• _Supplied material_
^^^^^^^^
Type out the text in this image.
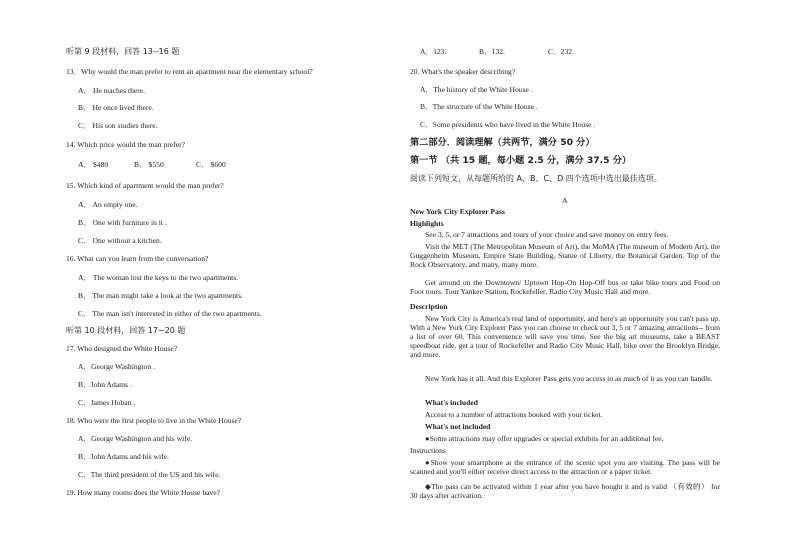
听第 9 段材料，回答 13--16 题
13．Why would the man prefer to rent an apartment near the elementary school?
A． He teaches there.
B． He once lived there.
C． His son studies there.
14. Which price would the man prefer?
A． $480	B． $550	C． $600
15. Which kind of apartment would the man prefer?
A． An empty one.
B． One with furniture in it .
C． One without a kitchen.
16. What can you learn from the conversation?
A． The woman lost the keys to the two apartments.
B． The man might take a look at the two apartments.
C． The man isn't interested in either of the two apartments.
听第 10 段材料，回答 17~20 题
17. Who designed the White House?
A．George Washington .
B．John Adams .
C．James Hoban .
18. Who were the first people to live in the White House?
A．George Washington and his wife.
B．John Adams and his wife.
C．The third president of the US and his wife.
19. How many rooms does the White House have?
A．123.	B．132.	C．232.
20. What's the speaker describing?
A．The history of the White House .
B．The structure of the White House .
C．Some presidents who have lived in the White House .
第二部分．阅读理解（共两节，满分 50 分）
第一节 （共 15 题，每小题 2.5 分，满分 37.5 分）
阅读下列短文，从每题所给的 A、B、C、D 四个选项中选出最佳选项。
A
New York City Explorer Pass
Highlights
See 3, 5, or 7 attractions and tours of your choice and save money on entry fees.
Visit the MET (The Metropolitan Museum of Art), the MoMA (The museum of Modern Art), the Guggenheim Museum, Empire State Building, Statue of Liberty, the Botanical Garden, Top of the Rock Observatory, and many, many more.
Get around on the Downtown/ Uptown Hop-On Hop-Off bus or take bike tours and Food on Foot tours. Tour Yankee Station, Rockefeller, Radio City Music Hall and more.
Description
New York City is America's real land of opportunity, and here's an opportunity you can't pass up. With a New York City Explorer Pass you can choose to check out 3, 5 or 7 amazing attractions-- from a list of over 60. This convenience will save you time. See the big art museums, take a BEAST speedboat ride, get a tour of Rockefeller and Radio City Music Hall, bike over the Brooklyn Bridge, and more.
New York has it all. And this Explorer Pass gets you access to as much of it as you can handle.
What's included
Access to a number of attractions booked with your ticket.
What's not included
●Some attractions may offer upgrades or special exhibits for an additional fee.
Instructions
●Show your smartphone at the entrance of the scenic spot you are visiting. The pass will be scanned and you'll either receive direct access to the attraction or a paper ticket.
◆The pass can be activated within 1 year after you have bought it and is valid （有效的） for 30 days after activation.
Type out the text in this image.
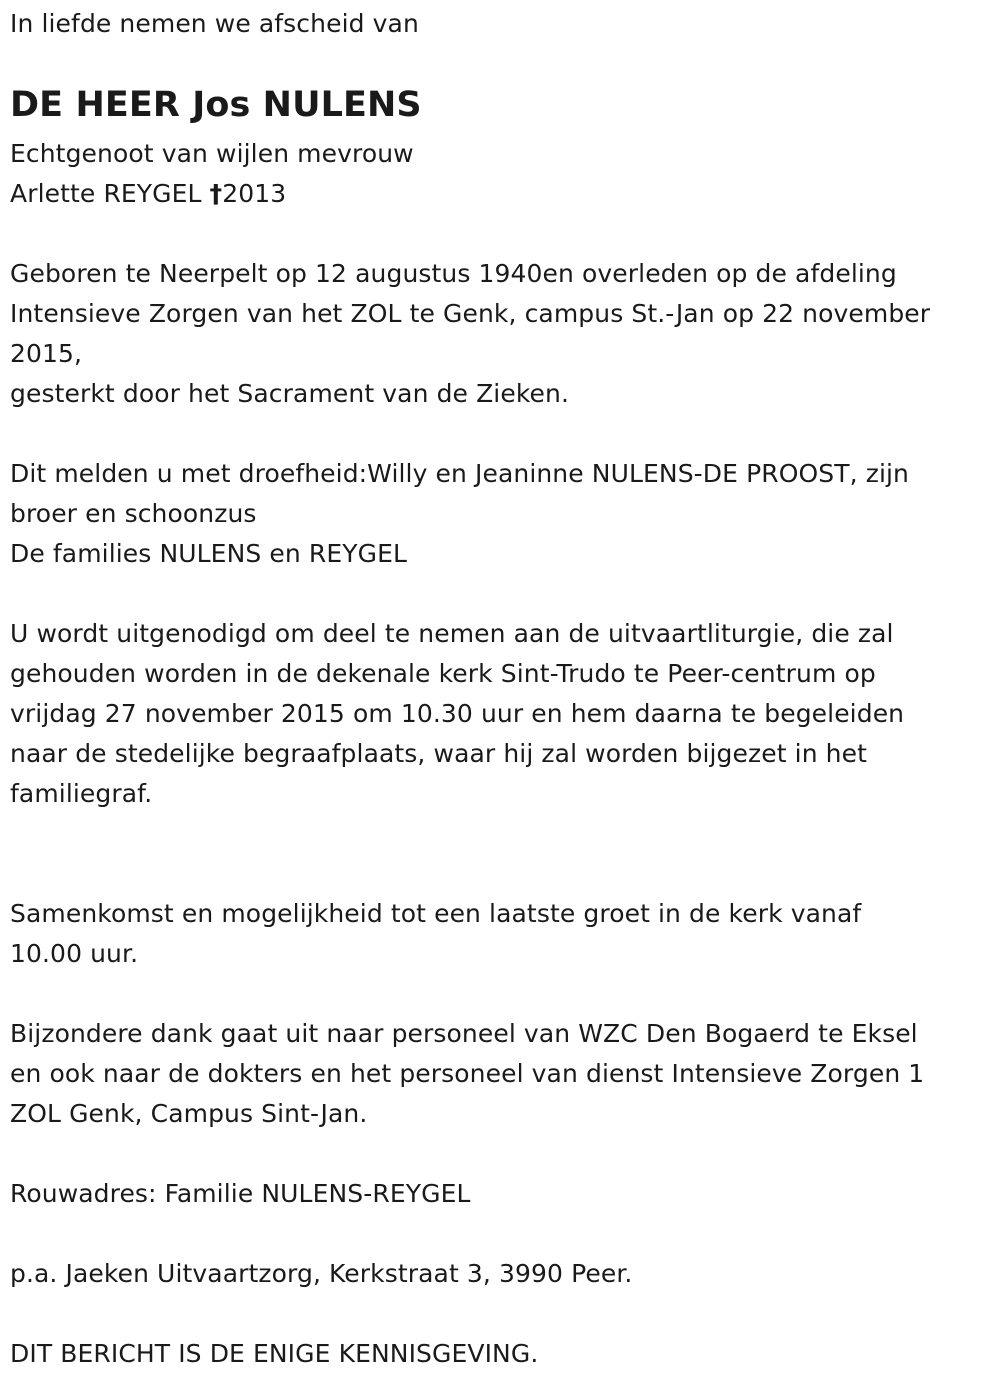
In liefde nemen we afscheid van
DE HEER Jos NULENS
Echtgenoot van wijlen mevrouw
Arlette REYGEL †2013
Geboren te Neerpelt op 12 augustus 1940en overleden op de afdeling
Intensieve Zorgen van het ZOL te Genk, campus St.-Jan op 22 november
2015,
gesterkt door het Sacrament van de Zieken.
Dit melden u met droefheid:Willy en Jeaninne NULENS-DE PROOST, zijn
broer en schoonzus
De families NULENS en REYGEL
U wordt uitgenodigd om deel te nemen aan de uitvaartliturgie, die zal
gehouden worden in de dekenale kerk Sint-Trudo te Peer-centrum op
vrijdag 27 november 2015 om 10.30 uur en hem daarna te begeleiden
naar de stedelijke begraafplaats, waar hij zal worden bijgezet in het
familiegraf.
Samenkomst en mogelijkheid tot een laatste groet in de kerk vanaf
10.00 uur.
Bijzondere dank gaat uit naar personeel van WZC Den Bogaerd te Eksel
en ook naar de dokters en het personeel van dienst Intensieve Zorgen 1
ZOL Genk, Campus Sint-Jan.
Rouwadres: Familie NULENS-REYGEL
p.a. Jaeken Uitvaartzorg, Kerkstraat 3, 3990 Peer.
DIT BERICHT IS DE ENIGE KENNISGEVING.
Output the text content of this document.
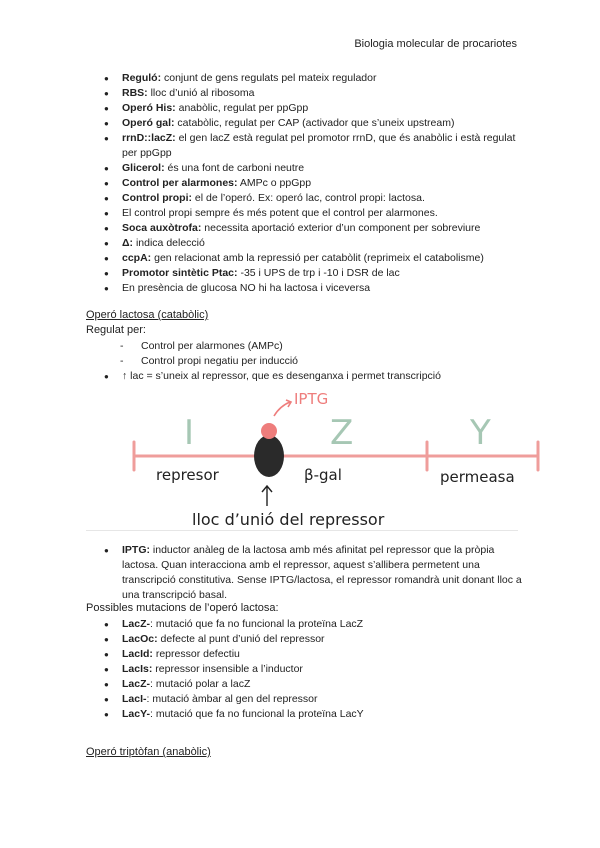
Biologia molecular de procariotes
● Reguló: conjunt de gens regulats pel mateix regulador
● RBS: lloc d’unió al ribosoma
● Operó His: anabòlic, regulat per ppGpp
● Operó gal: catabòlic, regulat per CAP (activador que s’uneix upstream)
● rrnD::lacZ: el gen lacZ està regulat pel promotor rrnD, que és anabòlic i està regulat per ppGpp
● Glicerol: és una font de carboni neutre
● Control per alarmones: AMPc o ppGpp
● Control propi: el de l’operó. Ex: operó lac, control propi: lactosa.
● El control propi sempre és més potent que el control per alarmones.
● Soca auxòtrofa: necessita aportació exterior d’un component per sobreviure
● Δ: indica delecció
● ccpA: gen relacionat amb la repressió per catabòlit (reprimeix el catabolisme)
● Promotor sintètic Ptac: -35 i UPS de trp i -10 i DSR de lac
● En presència de glucosa NO hi ha lactosa i viceversa
Operó lactosa (catabòlic)
Regulat per:
- Control per alarmones (AMPc)
- Control propi negatiu per inducció
● ↑ lac = s’uneix al repressor, que es desenganxa i permet transcripció
I	Z	Y
represor	β-gal	permeasa
IPTG
lloc d’unió del repressor
● IPTG: inductor anàleg de la lactosa amb més afinitat pel repressor que la pròpia lactosa. Quan interacciona amb el repressor, aquest s’allibera permetent una transcripció constitutiva. Sense IPTG/lactosa, el repressor romandrà unit donant lloc a una transcripció basal.
Possibles mutacions de l’operó lactosa:
● LacZ-: mutació que fa no funcional la proteïna LacZ
● LacOc: defecte al punt d’unió del repressor
● LacId: repressor defectiu
● LacIs: repressor insensible a l’inductor
● LacZ-: mutació polar a lacZ
● LacI-: mutació àmbar al gen del repressor
● LacY-: mutació que fa no funcional la proteïna LacY
Operó triptòfan (anabòlic)
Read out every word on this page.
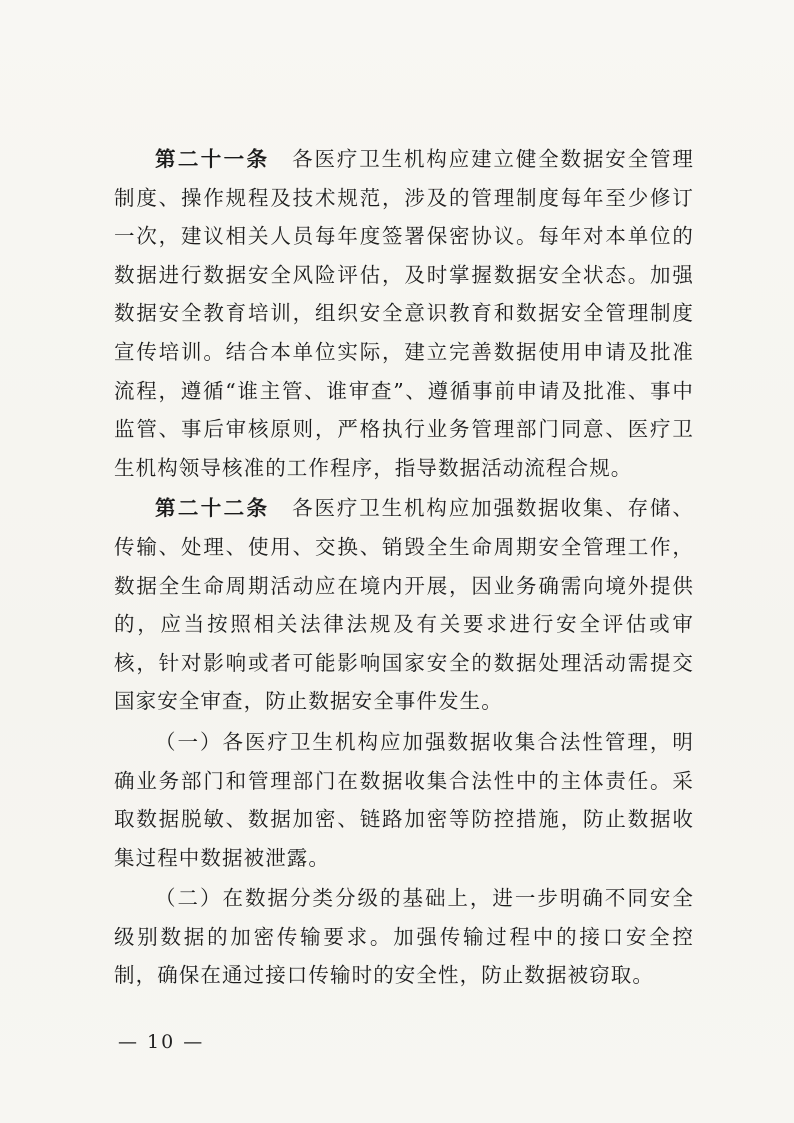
第二十一条 各医疗卫生机构应建立健全数据安全管理制度、操作规程及技术规范，涉及的管理制度每年至少修订一次，建议相关人员每年度签署保密协议。每年对本单位的数据进行数据安全风险评估，及时掌握数据安全状态。加强数据安全教育培训，组织安全意识教育和数据安全管理制度宣传培训。结合本单位实际，建立完善数据使用申请及批准流程，遵循“谁主管、谁审查”、遵循事前申请及批准、事中监管、事后审核原则，严格执行业务管理部门同意、医疗卫生机构领导核准的工作程序，指导数据活动流程合规。

第二十二条 各医疗卫生机构应加强数据收集、存储、传输、处理、使用、交换、销毁全生命周期安全管理工作，数据全生命周期活动应在境内开展，因业务确需向境外提供的，应当按照相关法律法规及有关要求进行安全评估或审核，针对影响或者可能影响国家安全的数据处理活动需提交国家安全审查，防止数据安全事件发生。

（一）各医疗卫生机构应加强数据收集合法性管理，明确业务部门和管理部门在数据收集合法性中的主体责任。采取数据脱敏、数据加密、链路加密等防控措施，防止数据收集过程中数据被泄露。

（二）在数据分类分级的基础上，进一步明确不同安全级别数据的加密传输要求。加强传输过程中的接口安全控制，确保在通过接口传输时的安全性，防止数据被窃取。

— 10 —
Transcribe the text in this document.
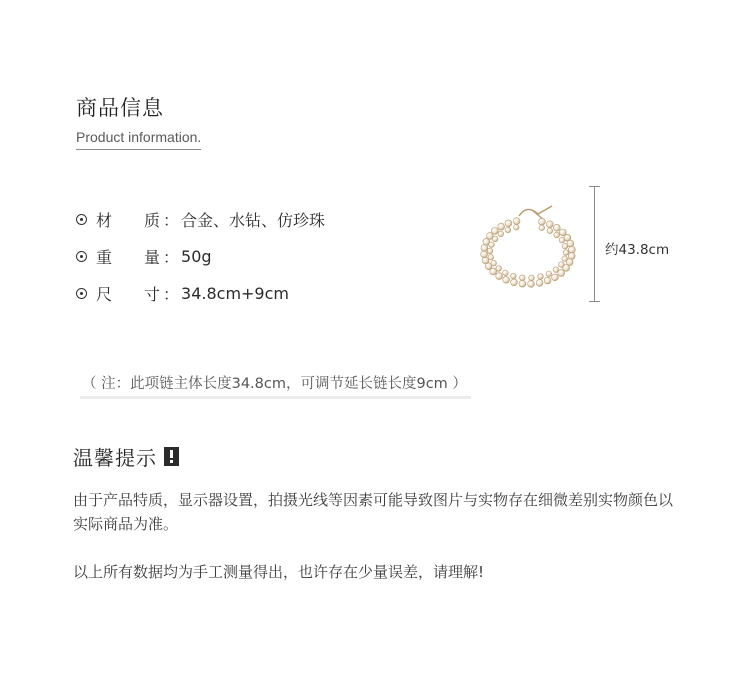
商品信息
Product information.
材 质 ： 合金、水钻、仿珍珠
重 量 ： 50g
尺 寸 ： 34.8cm+9cm
约43.8cm
（ 注：此项链主体长度34.8cm，可调节延长链长度9cm ）
温馨提示
由于产品特质，显示器设置，拍摄光线等因素可能导致图片与实物存在细微差别实物颜色以实际商品为准。
以上所有数据均为手工测量得出，也许存在少量误差，请理解!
^^^^^^^^
• _What to do_
Find each line holding the string "Which" and copy it out.

• _Result of this exercise_
14. Which price would the man prefer?
15. Which kind of apartment would the man prefer?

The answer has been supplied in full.